Read the listing and extract each line that includes the word "Lima".
--- start SUPPLIED DATA ---
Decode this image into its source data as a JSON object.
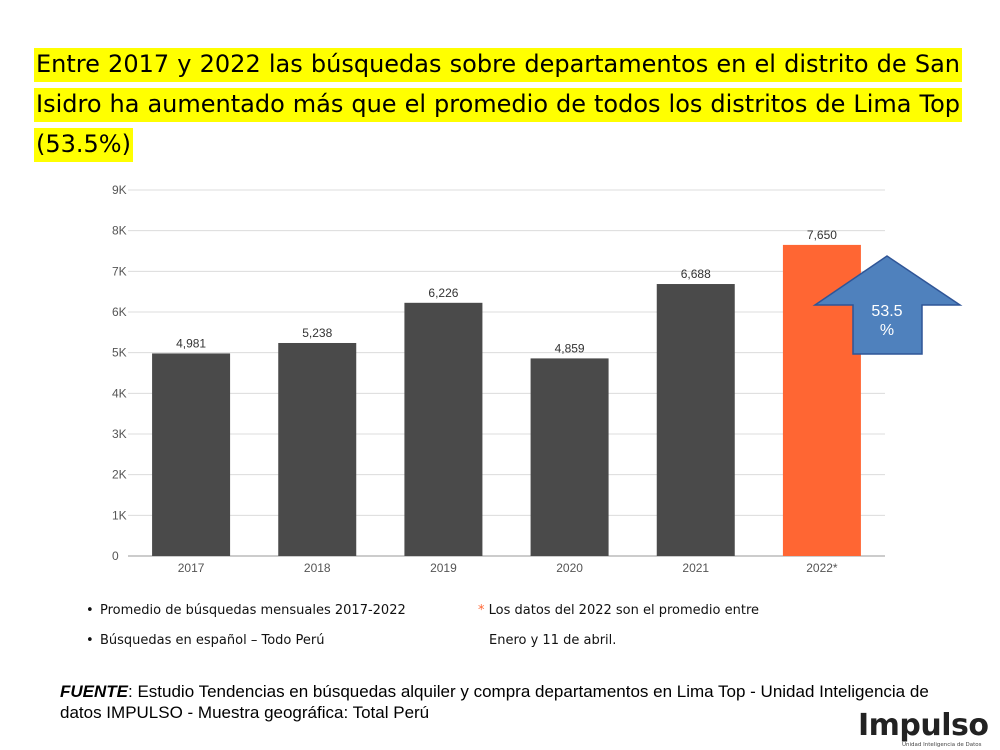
{
  "headline": "Entre 2017 y 2022 las búsquedas sobre departamentos en el distrito de San Isidro ha aumentado más que el promedio de todos los distritos de Lima Top (53.5%)",
  "chart_data": {
    "type": "bar",
    "categories": [
      "2017",
      "2018",
      "2019",
      "2020",
      "2021",
      "2022*"
    ],
    "values": [
      4981,
      5238,
      6226,
      4859,
      6688,
      7650
    ],
    "data_labels": [
      "4,981",
      "5,238",
      "6,226",
      "4,859",
      "6,688",
      "7,650"
    ],
    "ylim": [
      0,
      9000
    ],
    "yticks": [
      0,
      1000,
      2000,
      3000,
      4000,
      5000,
      6000,
      7000,
      8000,
      9000
    ],
    "ytick_labels": [
      "0",
      "1K",
      "2K",
      "3K",
      "4K",
      "5K",
      "6K",
      "7K",
      "8K",
      "9K"
    ],
    "grid": true,
    "bar_colors": [
      "#4a4a4a",
      "#4a4a4a",
      "#4a4a4a",
      "#4a4a4a",
      "#4a4a4a",
      "#ff6633"
    ],
    "annotation": {
      "text_line1": "53.5",
      "text_line2": "%",
      "shape": "up-arrow",
      "color": "#4f81bd"
    }
  },
  "notes": {
    "item1": "Promedio de búsquedas mensuales 2017-2022",
    "item2": "Búsquedas en español – Todo Perú",
    "asterisk": "*",
    "footnote_line1": "Los datos del 2022 son el promedio entre",
    "footnote_line2": "Enero y 11 de abril."
  },
  "source": {
    "label": "FUENTE",
    "text": ": Estudio Tendencias en búsquedas alquiler y compra departamentos en Lima Top -  Unidad Inteligencia de datos IMPULSO - Muestra geográfica: Total Perú"
  },
  "logo": {
    "brand": "Impulso",
    "tagline": "Unidad Inteligencia de Datos"
  },
  "colors": {
    "highlight": "#ffff00",
    "bar": "#4a4a4a",
    "bar_highlight": "#ff6633",
    "arrow": "#4f81bd"
  }
}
--- end SUPPLIED DATA ---
■ WRITTEN RESPONSE:
  "headline": "Entre 2017 y 2022 las búsquedas sobre departamentos en el distrito de San Isidro ha aumentado más que el promedio de todos los distritos de Lima Top (53.5%)",
    "text": ": Estudio Tendencias en búsquedas alquiler y compra departamentos en Lima Top -  Unidad Inteligencia de datos IMPULSO - Muestra geográfica: Total Perú"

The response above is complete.